Can you give all the records again without altering a single character?

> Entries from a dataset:
▬▬▬▬▬▬▬▬▬▬

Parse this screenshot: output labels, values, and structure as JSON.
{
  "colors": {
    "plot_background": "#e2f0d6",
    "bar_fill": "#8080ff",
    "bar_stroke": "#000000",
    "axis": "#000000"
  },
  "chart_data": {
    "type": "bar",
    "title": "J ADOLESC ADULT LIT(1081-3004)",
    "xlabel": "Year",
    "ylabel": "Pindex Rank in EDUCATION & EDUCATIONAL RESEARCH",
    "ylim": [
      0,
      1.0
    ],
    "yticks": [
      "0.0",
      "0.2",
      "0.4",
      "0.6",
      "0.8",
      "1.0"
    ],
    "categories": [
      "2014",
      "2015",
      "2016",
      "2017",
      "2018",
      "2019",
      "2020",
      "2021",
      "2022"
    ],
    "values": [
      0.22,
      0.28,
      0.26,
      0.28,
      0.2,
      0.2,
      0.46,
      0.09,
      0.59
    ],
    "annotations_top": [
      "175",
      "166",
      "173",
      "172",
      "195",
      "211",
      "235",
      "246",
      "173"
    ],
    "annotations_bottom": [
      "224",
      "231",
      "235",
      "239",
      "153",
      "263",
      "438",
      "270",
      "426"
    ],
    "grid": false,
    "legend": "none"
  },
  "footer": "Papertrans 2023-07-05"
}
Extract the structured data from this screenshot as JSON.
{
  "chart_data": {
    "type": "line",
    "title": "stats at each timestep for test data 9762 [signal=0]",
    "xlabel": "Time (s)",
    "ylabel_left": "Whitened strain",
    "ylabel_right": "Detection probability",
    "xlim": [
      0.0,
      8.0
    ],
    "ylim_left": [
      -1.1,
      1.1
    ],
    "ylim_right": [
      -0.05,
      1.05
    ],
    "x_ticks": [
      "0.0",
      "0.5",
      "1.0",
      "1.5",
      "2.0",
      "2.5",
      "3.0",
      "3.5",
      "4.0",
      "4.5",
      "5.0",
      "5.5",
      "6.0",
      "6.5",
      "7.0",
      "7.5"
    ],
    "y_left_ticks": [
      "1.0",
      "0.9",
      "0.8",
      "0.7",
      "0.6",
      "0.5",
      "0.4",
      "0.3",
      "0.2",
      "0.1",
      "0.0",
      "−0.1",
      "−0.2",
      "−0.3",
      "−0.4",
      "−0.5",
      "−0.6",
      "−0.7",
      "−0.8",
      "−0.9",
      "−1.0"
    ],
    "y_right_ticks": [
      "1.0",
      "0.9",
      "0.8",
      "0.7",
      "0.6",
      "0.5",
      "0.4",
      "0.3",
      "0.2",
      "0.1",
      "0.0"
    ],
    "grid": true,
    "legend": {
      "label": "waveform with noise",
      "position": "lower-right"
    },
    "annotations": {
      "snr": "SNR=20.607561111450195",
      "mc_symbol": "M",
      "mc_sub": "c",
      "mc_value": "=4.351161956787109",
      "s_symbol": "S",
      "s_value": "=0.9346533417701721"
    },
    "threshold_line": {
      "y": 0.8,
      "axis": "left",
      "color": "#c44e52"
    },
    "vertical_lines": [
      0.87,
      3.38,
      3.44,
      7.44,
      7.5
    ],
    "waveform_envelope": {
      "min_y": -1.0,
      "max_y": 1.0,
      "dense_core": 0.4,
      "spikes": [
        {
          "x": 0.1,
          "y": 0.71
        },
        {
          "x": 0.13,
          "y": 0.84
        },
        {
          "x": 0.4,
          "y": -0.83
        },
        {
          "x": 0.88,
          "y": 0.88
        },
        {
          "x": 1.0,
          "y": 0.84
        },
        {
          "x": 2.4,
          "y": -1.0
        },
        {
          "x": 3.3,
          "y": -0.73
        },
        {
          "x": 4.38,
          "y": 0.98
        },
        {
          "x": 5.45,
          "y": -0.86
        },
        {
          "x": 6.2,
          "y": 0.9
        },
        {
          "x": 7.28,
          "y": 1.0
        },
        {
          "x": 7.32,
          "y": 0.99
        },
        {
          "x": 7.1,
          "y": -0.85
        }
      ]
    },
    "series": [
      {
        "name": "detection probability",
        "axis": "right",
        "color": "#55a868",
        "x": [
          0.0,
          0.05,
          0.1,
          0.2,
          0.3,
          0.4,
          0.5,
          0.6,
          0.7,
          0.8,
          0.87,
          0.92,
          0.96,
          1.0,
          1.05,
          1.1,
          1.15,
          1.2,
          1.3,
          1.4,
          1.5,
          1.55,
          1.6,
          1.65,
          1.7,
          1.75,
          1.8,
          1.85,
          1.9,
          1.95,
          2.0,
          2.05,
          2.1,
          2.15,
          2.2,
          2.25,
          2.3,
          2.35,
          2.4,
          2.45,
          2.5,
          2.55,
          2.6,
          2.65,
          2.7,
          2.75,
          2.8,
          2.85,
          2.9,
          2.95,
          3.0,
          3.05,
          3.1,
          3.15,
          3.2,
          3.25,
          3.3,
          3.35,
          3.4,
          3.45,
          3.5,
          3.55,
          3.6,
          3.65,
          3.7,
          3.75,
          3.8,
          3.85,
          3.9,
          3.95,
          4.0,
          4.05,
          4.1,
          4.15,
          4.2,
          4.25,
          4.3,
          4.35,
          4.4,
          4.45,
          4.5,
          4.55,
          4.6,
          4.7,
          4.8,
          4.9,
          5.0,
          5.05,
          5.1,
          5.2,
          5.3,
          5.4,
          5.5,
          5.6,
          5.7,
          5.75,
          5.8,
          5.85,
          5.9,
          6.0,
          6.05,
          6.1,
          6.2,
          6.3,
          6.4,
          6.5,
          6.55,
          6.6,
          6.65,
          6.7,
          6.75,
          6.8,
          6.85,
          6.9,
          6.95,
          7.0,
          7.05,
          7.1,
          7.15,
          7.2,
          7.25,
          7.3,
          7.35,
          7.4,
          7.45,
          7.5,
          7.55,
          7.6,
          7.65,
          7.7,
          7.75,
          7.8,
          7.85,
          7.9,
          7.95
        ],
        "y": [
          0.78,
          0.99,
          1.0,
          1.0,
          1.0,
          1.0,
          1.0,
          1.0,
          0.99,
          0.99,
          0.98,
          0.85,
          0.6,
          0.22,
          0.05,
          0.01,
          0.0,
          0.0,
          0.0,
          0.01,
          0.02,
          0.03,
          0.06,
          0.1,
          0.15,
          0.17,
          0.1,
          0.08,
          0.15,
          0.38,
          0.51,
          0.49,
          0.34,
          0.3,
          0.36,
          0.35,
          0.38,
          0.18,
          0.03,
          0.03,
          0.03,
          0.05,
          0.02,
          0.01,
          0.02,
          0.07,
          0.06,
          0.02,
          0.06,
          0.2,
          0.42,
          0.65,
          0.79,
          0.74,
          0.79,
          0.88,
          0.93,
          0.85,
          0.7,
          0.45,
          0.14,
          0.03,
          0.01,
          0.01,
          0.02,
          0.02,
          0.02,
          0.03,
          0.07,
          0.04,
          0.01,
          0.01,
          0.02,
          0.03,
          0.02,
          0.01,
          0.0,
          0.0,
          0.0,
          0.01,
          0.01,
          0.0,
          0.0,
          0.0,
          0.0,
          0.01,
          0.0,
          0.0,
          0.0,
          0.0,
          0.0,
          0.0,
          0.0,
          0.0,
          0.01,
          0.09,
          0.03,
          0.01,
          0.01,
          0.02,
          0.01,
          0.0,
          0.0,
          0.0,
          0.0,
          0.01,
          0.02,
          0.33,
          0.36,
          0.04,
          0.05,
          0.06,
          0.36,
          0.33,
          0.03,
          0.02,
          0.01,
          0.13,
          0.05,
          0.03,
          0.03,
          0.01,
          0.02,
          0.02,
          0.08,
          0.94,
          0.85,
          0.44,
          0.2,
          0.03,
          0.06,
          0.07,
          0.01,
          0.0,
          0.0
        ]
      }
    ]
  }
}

▬▬▬▬▬▬▬▬▬▬

> CORRECT OUTPUT:
Parse this screenshot: output labels, values, and structure as JSON.
{
  "colors": {
    "plot_background": "#e2f0d6",
    "bar_fill": "#8080ff",
    "bar_stroke": "#000000",
    "axis": "#000000"
  },
  "chart_data": {
    "type": "bar",
    "title": "J ADOLESC ADULT LIT(1081-3004)",
    "xlabel": "Year",
    "ylabel": "Pindex Rank in EDUCATION & EDUCATIONAL RESEARCH",
    "ylim": [
      0,
      1.0
    ],
    "yticks": [
      "0.0",
      "0.2",
      "0.4",
      "0.6",
      "0.8",
      "1.0"
    ],
    "categories": [
      "2014",
      "2015",
      "2016",
      "2017",
      "2018",
      "2019",
      "2020",
      "2021",
      "2022"
    ],
    "values": [
      0.22,
      0.28,
      0.26,
      0.28,
      0.2,
      0.2,
      0.46,
      0.09,
      0.59
    ],
    "annotations_top": [
      "175",
      "166",
      "173",
      "172",
      "195",
      "211",
      "235",
      "246",
      "173"
    ],
    "annotations_bottom": [
      "224",
      "231",
      "235",
      "239",
      "153",
      "263",
      "438",
      "270",
      "426"
    ],
    "grid": false,
    "legend": "none"
  },
  "footer": "Papertrans 2023-07-05"
}
Extract the structured data from this screenshot as JSON.
{
  "chart_data": {
    "type": "line",
    "title": "stats at each timestep for test data 9762 [signal=0]",
    "xlabel": "Time (s)",
    "ylabel_left": "Whitened strain",
    "ylabel_right": "Detection probability",
    "xlim": [
      0.0,
      8.0
    ],
    "ylim_left": [
      -1.1,
      1.1
    ],
    "ylim_right": [
      -0.05,
      1.05
    ],
    "x_ticks": [
      "0.0",
      "0.5",
      "1.0",
      "1.5",
      "2.0",
      "2.5",
      "3.0",
      "3.5",
      "4.0",
      "4.5",
      "5.0",
      "5.5",
      "6.0",
      "6.5",
      "7.0",
      "7.5"
    ],
    "y_left_ticks": [
      "1.0",
      "0.9",
      "0.8",
      "0.7",
      "0.6",
      "0.5",
      "0.4",
      "0.3",
      "0.2",
      "0.1",
      "0.0",
      "−0.1",
      "−0.2",
      "−0.3",
      "−0.4",
      "−0.5",
      "−0.6",
      "−0.7",
      "−0.8",
      "−0.9",
      "−1.0"
    ],
    "y_right_ticks": [
      "1.0",
      "0.9",
      "0.8",
      "0.7",
      "0.6",
      "0.5",
      "0.4",
      "0.3",
      "0.2",
      "0.1",
      "0.0"
    ],
    "grid": true,
    "legend": {
      "label": "waveform with noise",
      "position": "lower-right"
    },
    "annotations": {
      "snr": "SNR=20.607561111450195",
      "mc_symbol": "M",
      "mc_sub": "c",
      "mc_value": "=4.351161956787109",
      "s_symbol": "S",
      "s_value": "=0.9346533417701721"
    },
    "threshold_line": {
      "y": 0.8,
      "axis": "left",
      "color": "#c44e52"
    },
    "vertical_lines": [
      0.87,
      3.38,
      3.44,
      7.44,
      7.5
    ],
    "waveform_envelope": {
      "min_y": -1.0,
      "max_y": 1.0,
      "dense_core": 0.4,
      "spikes": [
        {
          "x": 0.1,
          "y": 0.71
        },
        {
          "x": 0.13,
          "y": 0.84
        },
        {
          "x": 0.4,
          "y": -0.83
        },
        {
          "x": 0.88,
          "y": 0.88
        },
        {
          "x": 1.0,
          "y": 0.84
        },
        {
          "x": 2.4,
          "y": -1.0
        },
        {
          "x": 3.3,
          "y": -0.73
        },
        {
          "x": 4.38,
          "y": 0.98
        },
        {
          "x": 5.45,
          "y": -0.86
        },
        {
          "x": 6.2,
          "y": 0.9
        },
        {
          "x": 7.28,
          "y": 1.0
        },
        {
          "x": 7.32,
          "y": 0.99
        },
        {
          "x": 7.1,
          "y": -0.85
        }
      ]
    },
    "series": [
      {
        "name": "detection probability",
        "axis": "right",
        "color": "#55a868",
        "x": [
          0.0,
          0.05,
          0.1,
          0.2,
          0.3,
          0.4,
          0.5,
          0.6,
          0.7,
          0.8,
          0.87,
          0.92,
          0.96,
          1.0,
          1.05,
          1.1,
          1.15,
          1.2,
          1.3,
          1.4,
          1.5,
          1.55,
          1.6,
          1.65,
          1.7,
          1.75,
          1.8,
          1.85,
          1.9,
          1.95,
          2.0,
          2.05,
          2.1,
          2.15,
          2.2,
          2.25,
          2.3,
          2.35,
          2.4,
          2.45,
          2.5,
          2.55,
          2.6,
          2.65,
          2.7,
          2.75,
          2.8,
          2.85,
          2.9,
          2.95,
          3.0,
          3.05,
          3.1,
          3.15,
          3.2,
          3.25,
          3.3,
          3.35,
          3.4,
          3.45,
          3.5,
          3.55,
          3.6,
          3.65,
          3.7,
          3.75,
          3.8,
          3.85,
          3.9,
          3.95,
          4.0,
          4.05,
          4.1,
          4.15,
          4.2,
          4.25,
          4.3,
          4.35,
          4.4,
          4.45,
          4.5,
          4.55,
          4.6,
          4.7,
          4.8,
          4.9,
          5.0,
          5.05,
          5.1,
          5.2,
          5.3,
          5.4,
          5.5,
          5.6,
          5.7,
          5.75,
          5.8,
          5.85,
          5.9,
          6.0,
          6.05,
          6.1,
          6.2,
          6.3,
          6.4,
          6.5,
          6.55,
          6.6,
          6.65,
          6.7,
          6.75,
          6.8,
          6.85,
          6.9,
          6.95,
          7.0,
          7.05,
          7.1,
          7.15,
          7.2,
          7.25,
          7.3,
          7.35,
          7.4,
          7.45,
          7.5,
          7.55,
          7.6,
          7.65,
          7.7,
          7.75,
          7.8,
          7.85,
          7.9,
          7.95
        ],
        "y": [
          0.78,
          0.99,
          1.0,
          1.0,
          1.0,
          1.0,
          1.0,
          1.0,
          0.99,
          0.99,
          0.98,
          0.85,
          0.6,
          0.22,
          0.05,
          0.01,
          0.0,
          0.0,
          0.0,
          0.01,
          0.02,
          0.03,
          0.06,
          0.1,
          0.15,
          0.17,
          0.1,
          0.08,
          0.15,
          0.38,
          0.51,
          0.49,
          0.34,
          0.3,
          0.36,
          0.35,
          0.38,
          0.18,
          0.03,
          0.03,
          0.03,
          0.05,
          0.02,
          0.01,
          0.02,
          0.07,
          0.06,
          0.02,
          0.06,
          0.2,
          0.42,
          0.65,
          0.79,
          0.74,
          0.79,
          0.88,
          0.93,
          0.85,
          0.7,
          0.45,
          0.14,
          0.03,
          0.01,
          0.01,
          0.02,
          0.02,
          0.02,
          0.03,
          0.07,
          0.04,
          0.01,
          0.01,
          0.02,
          0.03,
          0.02,
          0.01,
          0.0,
          0.0,
          0.0,
          0.01,
          0.01,
          0.0,
          0.0,
          0.0,
          0.0,
          0.01,
          0.0,
          0.0,
          0.0,
          0.0,
          0.0,
          0.0,
          0.0,
          0.0,
          0.01,
          0.09,
          0.03,
          0.01,
          0.01,
          0.02,
          0.01,
          0.0,
          0.0,
          0.0,
          0.0,
          0.01,
          0.02,
          0.33,
          0.36,
          0.04,
          0.05,
          0.06,
          0.36,
          0.33,
          0.03,
          0.02,
          0.01,
          0.13,
          0.05,
          0.03,
          0.03,
          0.01,
          0.02,
          0.02,
          0.08,
          0.94,
          0.85,
          0.44,
          0.2,
          0.03,
          0.06,
          0.07,
          0.01,
          0.0,
          0.0
        ]
      }
    ]
  }
}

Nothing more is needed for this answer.